Task details:
The listing below should be copied in full, word for word.

Supplied material:
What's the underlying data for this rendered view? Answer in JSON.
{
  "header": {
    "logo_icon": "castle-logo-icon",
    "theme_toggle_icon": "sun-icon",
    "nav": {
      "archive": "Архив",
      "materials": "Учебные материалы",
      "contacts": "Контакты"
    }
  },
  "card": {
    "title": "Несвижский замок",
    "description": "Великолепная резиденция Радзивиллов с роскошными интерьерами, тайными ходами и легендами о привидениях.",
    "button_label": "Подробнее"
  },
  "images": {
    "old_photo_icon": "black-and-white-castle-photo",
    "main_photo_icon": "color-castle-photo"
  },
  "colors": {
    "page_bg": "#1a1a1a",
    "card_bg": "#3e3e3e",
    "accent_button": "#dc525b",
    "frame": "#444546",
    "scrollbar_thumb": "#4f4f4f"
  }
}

Response to this task:
What's the underlying data for this rendered view? Answer in JSON.
{
  "header": {
    "logo_icon": "castle-logo-icon",
    "theme_toggle_icon": "sun-icon",
    "nav": {
      "archive": "Архив",
      "materials": "Учебные материалы",
      "contacts": "Контакты"
    }
  },
  "card": {
    "title": "Несвижский замок",
    "description": "Великолепная резиденция Радзивиллов с роскошными интерьерами, тайными ходами и легендами о привидениях.",
    "button_label": "Подробнее"
  },
  "images": {
    "old_photo_icon": "black-and-white-castle-photo",
    "main_photo_icon": "color-castle-photo"
  },
  "colors": {
    "page_bg": "#1a1a1a",
    "card_bg": "#3e3e3e",
    "accent_button": "#dc525b",
    "frame": "#444546",
    "scrollbar_thumb": "#4f4f4f"
  }
}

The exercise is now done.